_Required task_:
Turn the lines of all the rows into one numbered list, leaving out any blank lines.

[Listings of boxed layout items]
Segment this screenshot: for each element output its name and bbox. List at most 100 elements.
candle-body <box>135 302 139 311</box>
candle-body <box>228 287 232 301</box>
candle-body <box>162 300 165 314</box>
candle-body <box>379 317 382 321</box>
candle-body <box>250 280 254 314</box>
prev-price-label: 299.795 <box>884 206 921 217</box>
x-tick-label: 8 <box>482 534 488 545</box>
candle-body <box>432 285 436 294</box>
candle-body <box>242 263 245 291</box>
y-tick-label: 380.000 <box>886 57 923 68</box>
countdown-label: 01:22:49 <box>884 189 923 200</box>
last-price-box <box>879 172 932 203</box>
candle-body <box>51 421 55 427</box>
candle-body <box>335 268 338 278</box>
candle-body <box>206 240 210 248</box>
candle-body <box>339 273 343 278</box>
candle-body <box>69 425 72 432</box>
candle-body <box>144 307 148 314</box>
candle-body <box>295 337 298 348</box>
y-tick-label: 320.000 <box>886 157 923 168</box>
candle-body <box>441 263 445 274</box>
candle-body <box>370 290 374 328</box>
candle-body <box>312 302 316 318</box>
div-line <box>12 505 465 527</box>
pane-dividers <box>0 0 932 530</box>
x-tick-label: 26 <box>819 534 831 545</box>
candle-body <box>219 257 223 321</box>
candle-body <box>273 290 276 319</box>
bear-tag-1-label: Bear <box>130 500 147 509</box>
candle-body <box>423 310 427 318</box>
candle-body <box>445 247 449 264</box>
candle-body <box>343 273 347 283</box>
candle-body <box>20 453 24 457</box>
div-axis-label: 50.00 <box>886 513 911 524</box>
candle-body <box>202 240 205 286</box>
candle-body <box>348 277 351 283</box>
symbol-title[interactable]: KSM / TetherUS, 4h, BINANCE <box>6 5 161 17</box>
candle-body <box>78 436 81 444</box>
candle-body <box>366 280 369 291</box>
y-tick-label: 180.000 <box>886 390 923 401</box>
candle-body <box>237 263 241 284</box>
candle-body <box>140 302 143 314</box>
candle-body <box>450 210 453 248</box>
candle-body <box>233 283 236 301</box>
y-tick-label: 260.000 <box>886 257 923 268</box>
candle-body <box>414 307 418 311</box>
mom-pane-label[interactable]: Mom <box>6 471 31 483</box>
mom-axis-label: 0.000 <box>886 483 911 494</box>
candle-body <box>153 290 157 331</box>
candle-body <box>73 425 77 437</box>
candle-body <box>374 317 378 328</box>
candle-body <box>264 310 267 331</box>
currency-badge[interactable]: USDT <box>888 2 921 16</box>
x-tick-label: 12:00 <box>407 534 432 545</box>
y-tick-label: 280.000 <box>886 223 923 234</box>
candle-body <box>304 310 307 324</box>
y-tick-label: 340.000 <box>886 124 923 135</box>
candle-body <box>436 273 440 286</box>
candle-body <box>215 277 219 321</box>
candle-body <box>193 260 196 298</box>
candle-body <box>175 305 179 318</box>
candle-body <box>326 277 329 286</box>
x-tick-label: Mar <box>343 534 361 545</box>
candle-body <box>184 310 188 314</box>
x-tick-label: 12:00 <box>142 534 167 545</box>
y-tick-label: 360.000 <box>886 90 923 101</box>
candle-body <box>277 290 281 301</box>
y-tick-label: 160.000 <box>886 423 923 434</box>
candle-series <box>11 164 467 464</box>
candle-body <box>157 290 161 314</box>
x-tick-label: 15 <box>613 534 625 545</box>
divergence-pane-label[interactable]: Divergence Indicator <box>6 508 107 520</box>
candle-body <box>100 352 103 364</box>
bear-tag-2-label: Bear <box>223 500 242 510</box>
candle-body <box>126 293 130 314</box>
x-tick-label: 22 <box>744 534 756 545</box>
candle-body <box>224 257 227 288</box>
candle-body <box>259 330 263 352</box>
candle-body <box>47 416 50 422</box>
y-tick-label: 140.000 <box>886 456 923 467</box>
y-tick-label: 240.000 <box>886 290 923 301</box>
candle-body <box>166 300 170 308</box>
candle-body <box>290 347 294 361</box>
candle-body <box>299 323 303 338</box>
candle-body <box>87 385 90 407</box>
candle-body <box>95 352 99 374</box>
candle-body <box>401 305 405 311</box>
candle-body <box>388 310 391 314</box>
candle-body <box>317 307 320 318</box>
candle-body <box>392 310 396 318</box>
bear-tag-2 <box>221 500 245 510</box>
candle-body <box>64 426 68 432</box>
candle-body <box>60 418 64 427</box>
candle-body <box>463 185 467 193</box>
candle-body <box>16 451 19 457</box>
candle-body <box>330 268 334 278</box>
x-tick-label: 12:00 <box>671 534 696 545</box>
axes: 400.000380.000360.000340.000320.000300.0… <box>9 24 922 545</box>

_Solution for this problem_:
1. Segment this screenshot: for each element output its name and bbox. List at most 100 elements.
2. candle-body <box>135 302 139 311</box>
3. candle-body <box>228 287 232 301</box>
4. candle-body <box>162 300 165 314</box>
5. candle-body <box>379 317 382 321</box>
6. candle-body <box>250 280 254 314</box>
7. prev-price-label: 299.795 <box>884 206 921 217</box>
8. x-tick-label: 8 <box>482 534 488 545</box>
9. candle-body <box>432 285 436 294</box>
10. candle-body <box>242 263 245 291</box>
11. y-tick-label: 380.000 <box>886 57 923 68</box>
12. countdown-label: 01:22:49 <box>884 189 923 200</box>
13. last-price-box <box>879 172 932 203</box>
14. candle-body <box>51 421 55 427</box>
15. candle-body <box>335 268 338 278</box>
16. candle-body <box>206 240 210 248</box>
17. candle-body <box>339 273 343 278</box>
18. candle-body <box>69 425 72 432</box>
19. candle-body <box>144 307 148 314</box>
20. candle-body <box>295 337 298 348</box>
21. y-tick-label: 320.000 <box>886 157 923 168</box>
22. candle-body <box>441 263 445 274</box>
23. candle-body <box>370 290 374 328</box>
24. candle-body <box>312 302 316 318</box>
25. div-line <box>12 505 465 527</box>
26. pane-dividers <box>0 0 932 530</box>
27. x-tick-label: 26 <box>819 534 831 545</box>
28. candle-body <box>219 257 223 321</box>
29. candle-body <box>273 290 276 319</box>
30. bear-tag-1-label: Bear <box>130 500 147 509</box>
31. candle-body <box>423 310 427 318</box>
32. candle-body <box>445 247 449 264</box>
33. candle-body <box>343 273 347 283</box>
34. candle-body <box>20 453 24 457</box>
35. div-axis-label: 50.00 <box>886 513 911 524</box>
36. candle-body <box>202 240 205 286</box>
37. candle-body <box>348 277 351 283</box>
38. symbol-title[interactable]: KSM / TetherUS, 4h, BINANCE <box>6 5 161 17</box>
39. candle-body <box>78 436 81 444</box>
40. candle-body <box>366 280 369 291</box>
41. y-tick-label: 180.000 <box>886 390 923 401</box>
42. candle-body <box>237 263 241 284</box>
43. candle-body <box>140 302 143 314</box>
44. candle-body <box>450 210 453 248</box>
45. candle-body <box>233 283 236 301</box>
46. y-tick-label: 260.000 <box>886 257 923 268</box>
47. candle-body <box>414 307 418 311</box>
48. mom-pane-label[interactable]: Mom <box>6 471 31 483</box>
49. mom-axis-label: 0.000 <box>886 483 911 494</box>
50. candle-body <box>153 290 157 331</box>
51. candle-body <box>73 425 77 437</box>
52. candle-body <box>374 317 378 328</box>
53. candle-body <box>264 310 267 331</box>
54. currency-badge[interactable]: USDT <box>888 2 921 16</box>
55. x-tick-label: 12:00 <box>407 534 432 545</box>
56. y-tick-label: 280.000 <box>886 223 923 234</box>
57. candle-body <box>304 310 307 324</box>
58. y-tick-label: 340.000 <box>886 124 923 135</box>
59. candle-body <box>436 273 440 286</box>
60. candle-body <box>215 277 219 321</box>
61. candle-body <box>193 260 196 298</box>
62. candle-body <box>175 305 179 318</box>
63. candle-body <box>326 277 329 286</box>
64. x-tick-label: Mar <box>343 534 361 545</box>
65. candle-body <box>184 310 188 314</box>
66. x-tick-label: 12:00 <box>142 534 167 545</box>
67. y-tick-label: 360.000 <box>886 90 923 101</box>
68. candle-body <box>277 290 281 301</box>
69. y-tick-label: 160.000 <box>886 423 923 434</box>
70. candle-series <box>11 164 467 464</box>
71. candle-body <box>157 290 161 314</box>
72. x-tick-label: 15 <box>613 534 625 545</box>
73. divergence-pane-label[interactable]: Divergence Indicator <box>6 508 107 520</box>
74. candle-body <box>100 352 103 364</box>
75. bear-tag-2-label: Bear <box>223 500 242 510</box>
76. candle-body <box>126 293 130 314</box>
77. x-tick-label: 22 <box>744 534 756 545</box>
78. candle-body <box>224 257 227 288</box>
79. candle-body <box>259 330 263 352</box>
80. candle-body <box>47 416 50 422</box>
81. y-tick-label: 140.000 <box>886 456 923 467</box>
82. y-tick-label: 240.000 <box>886 290 923 301</box>
83. candle-body <box>166 300 170 308</box>
84. candle-body <box>290 347 294 361</box>
85. candle-body <box>299 323 303 338</box>
86. candle-body <box>87 385 90 407</box>
87. candle-body <box>95 352 99 374</box>
88. candle-body <box>401 305 405 311</box>
89. candle-body <box>388 310 391 314</box>
90. candle-body <box>317 307 320 318</box>
91. candle-body <box>392 310 396 318</box>
92. bear-tag-2 <box>221 500 245 510</box>
93. candle-body <box>64 426 68 432</box>
94. candle-body <box>60 418 64 427</box>
95. candle-body <box>463 185 467 193</box>
96. candle-body <box>16 451 19 457</box>
97. candle-body <box>330 268 334 278</box>
98. x-tick-label: 12:00 <box>671 534 696 545</box>
99. axes: 400.000380.000360.000340.000320.000300.0… <box>9 24 922 545</box>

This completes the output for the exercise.